_What you have to do_: Locate each line below that includes "arrow" and reproduce it.

_Extracted entries_:
• • • •
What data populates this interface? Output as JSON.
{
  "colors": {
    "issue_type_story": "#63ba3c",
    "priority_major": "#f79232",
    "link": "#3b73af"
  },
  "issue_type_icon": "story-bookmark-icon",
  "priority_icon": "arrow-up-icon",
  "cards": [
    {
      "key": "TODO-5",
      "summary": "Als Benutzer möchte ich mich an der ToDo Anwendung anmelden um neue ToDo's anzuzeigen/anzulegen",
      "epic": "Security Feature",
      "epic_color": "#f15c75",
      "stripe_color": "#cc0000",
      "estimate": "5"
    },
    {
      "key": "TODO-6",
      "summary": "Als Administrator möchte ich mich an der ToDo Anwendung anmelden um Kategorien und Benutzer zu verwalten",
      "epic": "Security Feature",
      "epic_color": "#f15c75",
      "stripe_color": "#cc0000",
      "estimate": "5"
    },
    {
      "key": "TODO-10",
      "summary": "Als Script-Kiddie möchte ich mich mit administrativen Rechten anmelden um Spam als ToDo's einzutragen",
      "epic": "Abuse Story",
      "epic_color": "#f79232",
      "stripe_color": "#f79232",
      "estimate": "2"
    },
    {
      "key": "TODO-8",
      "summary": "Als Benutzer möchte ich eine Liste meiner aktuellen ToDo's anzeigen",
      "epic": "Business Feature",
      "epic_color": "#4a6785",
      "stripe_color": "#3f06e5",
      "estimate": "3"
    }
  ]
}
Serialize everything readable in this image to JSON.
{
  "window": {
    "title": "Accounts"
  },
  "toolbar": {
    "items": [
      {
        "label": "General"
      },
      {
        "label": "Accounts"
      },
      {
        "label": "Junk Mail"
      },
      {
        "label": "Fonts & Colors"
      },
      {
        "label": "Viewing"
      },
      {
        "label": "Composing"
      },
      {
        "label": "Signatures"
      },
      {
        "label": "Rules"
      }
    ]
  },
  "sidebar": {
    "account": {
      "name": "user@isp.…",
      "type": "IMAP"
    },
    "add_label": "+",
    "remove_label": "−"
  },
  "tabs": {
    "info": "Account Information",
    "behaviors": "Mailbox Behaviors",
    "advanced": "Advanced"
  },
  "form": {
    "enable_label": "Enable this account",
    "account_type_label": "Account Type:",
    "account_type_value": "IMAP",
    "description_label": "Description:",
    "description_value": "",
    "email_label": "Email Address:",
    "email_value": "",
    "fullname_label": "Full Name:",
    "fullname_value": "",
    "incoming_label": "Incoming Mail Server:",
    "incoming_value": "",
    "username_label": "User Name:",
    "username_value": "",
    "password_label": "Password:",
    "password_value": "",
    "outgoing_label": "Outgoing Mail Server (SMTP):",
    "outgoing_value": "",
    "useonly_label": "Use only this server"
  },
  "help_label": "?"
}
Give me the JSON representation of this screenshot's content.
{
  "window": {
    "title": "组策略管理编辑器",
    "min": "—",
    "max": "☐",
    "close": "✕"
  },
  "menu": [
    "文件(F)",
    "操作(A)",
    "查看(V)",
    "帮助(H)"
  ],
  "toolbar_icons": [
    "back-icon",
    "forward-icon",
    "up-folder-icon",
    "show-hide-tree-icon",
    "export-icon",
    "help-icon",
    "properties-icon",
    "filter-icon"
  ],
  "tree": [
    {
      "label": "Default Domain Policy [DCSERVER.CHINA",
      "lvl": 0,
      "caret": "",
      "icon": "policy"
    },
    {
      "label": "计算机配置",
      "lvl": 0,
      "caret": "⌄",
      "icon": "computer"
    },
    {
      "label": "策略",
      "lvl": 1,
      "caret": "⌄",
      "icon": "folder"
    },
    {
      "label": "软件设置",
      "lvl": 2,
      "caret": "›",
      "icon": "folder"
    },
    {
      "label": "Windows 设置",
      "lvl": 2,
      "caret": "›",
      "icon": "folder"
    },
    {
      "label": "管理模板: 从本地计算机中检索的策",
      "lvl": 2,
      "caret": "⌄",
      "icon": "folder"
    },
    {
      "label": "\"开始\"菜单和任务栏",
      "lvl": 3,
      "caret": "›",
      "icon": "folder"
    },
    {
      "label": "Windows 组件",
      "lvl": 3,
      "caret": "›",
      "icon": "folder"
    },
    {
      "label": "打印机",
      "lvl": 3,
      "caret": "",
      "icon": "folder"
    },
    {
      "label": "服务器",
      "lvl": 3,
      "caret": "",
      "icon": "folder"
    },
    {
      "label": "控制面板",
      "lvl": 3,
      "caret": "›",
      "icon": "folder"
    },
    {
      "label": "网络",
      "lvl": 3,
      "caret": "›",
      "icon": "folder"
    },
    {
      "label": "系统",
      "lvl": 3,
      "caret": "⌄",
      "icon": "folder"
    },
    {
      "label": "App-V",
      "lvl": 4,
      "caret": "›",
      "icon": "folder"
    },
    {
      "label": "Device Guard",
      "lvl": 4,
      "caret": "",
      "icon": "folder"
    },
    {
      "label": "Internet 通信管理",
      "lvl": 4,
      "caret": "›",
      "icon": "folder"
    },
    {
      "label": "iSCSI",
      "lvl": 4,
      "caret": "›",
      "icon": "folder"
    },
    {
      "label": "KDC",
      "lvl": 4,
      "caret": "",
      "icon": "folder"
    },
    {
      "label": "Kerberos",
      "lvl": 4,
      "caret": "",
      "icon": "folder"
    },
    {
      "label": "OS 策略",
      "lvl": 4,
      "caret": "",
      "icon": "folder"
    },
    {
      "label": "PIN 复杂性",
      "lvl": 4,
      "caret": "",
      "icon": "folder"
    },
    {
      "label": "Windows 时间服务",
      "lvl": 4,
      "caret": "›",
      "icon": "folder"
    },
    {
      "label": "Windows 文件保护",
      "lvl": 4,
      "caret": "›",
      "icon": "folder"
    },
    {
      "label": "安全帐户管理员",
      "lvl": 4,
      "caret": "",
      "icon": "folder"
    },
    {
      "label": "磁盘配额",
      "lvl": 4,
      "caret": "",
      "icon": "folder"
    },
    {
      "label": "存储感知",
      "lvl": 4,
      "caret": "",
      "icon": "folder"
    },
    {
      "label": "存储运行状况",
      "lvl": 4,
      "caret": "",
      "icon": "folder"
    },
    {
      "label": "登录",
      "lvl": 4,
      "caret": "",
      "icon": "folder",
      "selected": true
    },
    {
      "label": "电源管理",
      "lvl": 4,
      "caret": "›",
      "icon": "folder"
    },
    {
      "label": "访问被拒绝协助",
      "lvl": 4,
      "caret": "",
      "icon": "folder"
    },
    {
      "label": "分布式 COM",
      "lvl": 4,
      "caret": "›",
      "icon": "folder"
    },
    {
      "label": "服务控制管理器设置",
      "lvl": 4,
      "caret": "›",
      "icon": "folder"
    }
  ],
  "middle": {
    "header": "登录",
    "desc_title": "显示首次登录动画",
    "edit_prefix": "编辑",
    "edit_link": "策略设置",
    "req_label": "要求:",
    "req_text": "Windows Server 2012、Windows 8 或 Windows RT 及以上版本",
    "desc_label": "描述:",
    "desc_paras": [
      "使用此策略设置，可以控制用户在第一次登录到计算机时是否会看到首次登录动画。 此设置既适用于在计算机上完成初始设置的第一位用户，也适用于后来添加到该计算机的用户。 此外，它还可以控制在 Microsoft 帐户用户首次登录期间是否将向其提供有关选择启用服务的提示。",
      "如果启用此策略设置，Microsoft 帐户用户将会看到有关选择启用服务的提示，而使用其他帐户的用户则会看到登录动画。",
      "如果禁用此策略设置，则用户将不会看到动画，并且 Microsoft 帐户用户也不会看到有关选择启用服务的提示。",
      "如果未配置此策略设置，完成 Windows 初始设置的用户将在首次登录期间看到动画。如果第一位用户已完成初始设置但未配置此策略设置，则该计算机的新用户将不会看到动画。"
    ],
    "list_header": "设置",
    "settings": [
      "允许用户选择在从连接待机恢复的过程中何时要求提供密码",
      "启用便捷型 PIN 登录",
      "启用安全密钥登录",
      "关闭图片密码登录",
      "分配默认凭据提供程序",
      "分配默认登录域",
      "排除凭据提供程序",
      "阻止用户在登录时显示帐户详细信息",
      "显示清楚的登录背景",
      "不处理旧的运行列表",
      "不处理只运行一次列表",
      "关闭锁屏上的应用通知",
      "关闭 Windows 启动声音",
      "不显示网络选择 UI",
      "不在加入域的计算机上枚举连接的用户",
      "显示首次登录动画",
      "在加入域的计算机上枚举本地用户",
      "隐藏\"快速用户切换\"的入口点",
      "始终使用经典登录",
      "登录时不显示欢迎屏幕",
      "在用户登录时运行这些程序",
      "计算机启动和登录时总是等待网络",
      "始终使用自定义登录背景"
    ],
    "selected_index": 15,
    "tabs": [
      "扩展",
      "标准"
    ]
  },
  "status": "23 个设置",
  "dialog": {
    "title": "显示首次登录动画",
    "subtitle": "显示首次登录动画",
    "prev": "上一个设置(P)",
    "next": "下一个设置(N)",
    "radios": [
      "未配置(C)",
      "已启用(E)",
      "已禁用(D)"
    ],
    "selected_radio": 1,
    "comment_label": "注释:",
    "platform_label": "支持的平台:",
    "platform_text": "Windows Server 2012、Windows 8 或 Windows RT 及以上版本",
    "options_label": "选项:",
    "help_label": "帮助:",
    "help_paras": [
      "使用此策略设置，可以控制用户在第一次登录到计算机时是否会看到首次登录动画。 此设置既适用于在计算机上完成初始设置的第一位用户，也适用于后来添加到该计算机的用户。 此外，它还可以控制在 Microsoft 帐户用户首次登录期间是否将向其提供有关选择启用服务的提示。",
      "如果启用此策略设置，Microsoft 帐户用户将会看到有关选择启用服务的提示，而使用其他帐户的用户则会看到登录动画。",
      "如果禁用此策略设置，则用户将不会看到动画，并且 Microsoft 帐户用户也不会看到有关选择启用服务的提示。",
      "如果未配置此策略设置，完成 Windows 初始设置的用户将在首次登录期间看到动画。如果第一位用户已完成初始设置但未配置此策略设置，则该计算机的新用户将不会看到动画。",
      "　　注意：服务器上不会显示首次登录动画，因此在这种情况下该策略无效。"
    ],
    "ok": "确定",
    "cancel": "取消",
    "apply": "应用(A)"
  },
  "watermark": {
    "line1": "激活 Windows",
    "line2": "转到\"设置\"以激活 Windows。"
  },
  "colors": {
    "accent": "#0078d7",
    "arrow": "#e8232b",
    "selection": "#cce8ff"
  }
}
• • • •
_Exercise answer_:
  "priority_icon": "arrow-up-icon",
    "arrow": "#e8232b",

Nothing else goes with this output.